**Exercise aim:** Work out how many lines in the entries below include the word "source". Give nothing but the number.

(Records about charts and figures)

-------------------------

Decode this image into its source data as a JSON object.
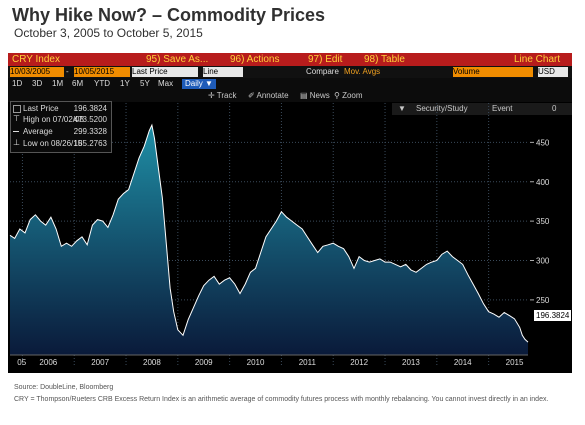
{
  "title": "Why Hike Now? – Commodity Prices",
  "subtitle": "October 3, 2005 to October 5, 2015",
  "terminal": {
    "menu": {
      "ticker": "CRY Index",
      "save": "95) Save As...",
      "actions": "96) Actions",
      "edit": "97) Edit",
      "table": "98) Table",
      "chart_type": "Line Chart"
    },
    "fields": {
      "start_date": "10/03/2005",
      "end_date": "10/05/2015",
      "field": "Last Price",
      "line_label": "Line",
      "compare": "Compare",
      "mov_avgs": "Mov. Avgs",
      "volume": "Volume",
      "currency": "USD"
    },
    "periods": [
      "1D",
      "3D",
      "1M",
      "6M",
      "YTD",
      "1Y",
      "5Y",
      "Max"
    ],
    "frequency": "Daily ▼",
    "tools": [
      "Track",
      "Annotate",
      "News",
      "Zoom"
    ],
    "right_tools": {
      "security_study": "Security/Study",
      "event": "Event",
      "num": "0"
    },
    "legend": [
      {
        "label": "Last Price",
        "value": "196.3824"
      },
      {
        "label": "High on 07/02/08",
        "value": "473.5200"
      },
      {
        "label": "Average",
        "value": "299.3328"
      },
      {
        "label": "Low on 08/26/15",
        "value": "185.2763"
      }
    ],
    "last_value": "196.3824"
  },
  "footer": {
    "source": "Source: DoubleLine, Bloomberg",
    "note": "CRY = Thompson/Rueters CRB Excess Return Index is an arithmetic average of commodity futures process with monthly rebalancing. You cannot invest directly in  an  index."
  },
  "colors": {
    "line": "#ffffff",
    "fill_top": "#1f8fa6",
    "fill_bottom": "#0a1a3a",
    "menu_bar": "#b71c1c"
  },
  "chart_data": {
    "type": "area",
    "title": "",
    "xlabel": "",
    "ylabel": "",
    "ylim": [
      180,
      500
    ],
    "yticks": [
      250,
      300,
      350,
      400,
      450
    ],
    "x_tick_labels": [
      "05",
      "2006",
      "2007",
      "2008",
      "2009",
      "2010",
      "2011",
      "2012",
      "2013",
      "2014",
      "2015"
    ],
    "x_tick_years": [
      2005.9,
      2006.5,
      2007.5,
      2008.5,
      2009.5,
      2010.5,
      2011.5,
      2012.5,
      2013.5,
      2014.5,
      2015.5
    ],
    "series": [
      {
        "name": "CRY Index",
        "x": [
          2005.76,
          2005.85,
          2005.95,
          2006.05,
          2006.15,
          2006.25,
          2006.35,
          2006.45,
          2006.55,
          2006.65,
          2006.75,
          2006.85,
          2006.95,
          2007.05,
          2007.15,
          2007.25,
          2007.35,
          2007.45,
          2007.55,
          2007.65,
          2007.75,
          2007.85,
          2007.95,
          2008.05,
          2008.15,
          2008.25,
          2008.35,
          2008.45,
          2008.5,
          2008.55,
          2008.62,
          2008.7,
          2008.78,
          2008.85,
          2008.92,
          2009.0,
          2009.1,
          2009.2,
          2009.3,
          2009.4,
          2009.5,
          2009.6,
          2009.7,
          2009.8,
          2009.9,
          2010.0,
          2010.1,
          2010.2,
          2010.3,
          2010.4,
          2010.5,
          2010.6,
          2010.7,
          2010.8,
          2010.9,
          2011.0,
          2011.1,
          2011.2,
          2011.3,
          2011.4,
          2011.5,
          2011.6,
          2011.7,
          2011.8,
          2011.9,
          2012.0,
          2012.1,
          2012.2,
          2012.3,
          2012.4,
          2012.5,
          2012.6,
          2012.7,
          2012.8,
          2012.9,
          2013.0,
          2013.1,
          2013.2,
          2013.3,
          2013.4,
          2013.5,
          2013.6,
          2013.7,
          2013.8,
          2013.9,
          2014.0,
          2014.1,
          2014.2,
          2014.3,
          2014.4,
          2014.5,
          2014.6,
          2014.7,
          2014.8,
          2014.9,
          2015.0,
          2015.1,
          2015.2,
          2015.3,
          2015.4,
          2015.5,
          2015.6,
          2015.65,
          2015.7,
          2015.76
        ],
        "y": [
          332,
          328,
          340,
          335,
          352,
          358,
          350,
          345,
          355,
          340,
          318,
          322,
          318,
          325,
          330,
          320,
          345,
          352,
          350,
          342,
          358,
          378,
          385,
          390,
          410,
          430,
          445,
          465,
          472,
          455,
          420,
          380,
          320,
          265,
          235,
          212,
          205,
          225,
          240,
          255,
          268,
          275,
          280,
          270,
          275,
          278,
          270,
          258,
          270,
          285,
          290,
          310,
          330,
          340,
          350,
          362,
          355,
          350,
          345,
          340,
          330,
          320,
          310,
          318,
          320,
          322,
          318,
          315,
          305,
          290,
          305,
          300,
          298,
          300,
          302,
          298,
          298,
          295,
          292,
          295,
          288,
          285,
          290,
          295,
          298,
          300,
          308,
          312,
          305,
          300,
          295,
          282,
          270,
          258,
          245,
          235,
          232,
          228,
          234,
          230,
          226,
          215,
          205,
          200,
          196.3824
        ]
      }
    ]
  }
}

-------------------------

**Task response:** 2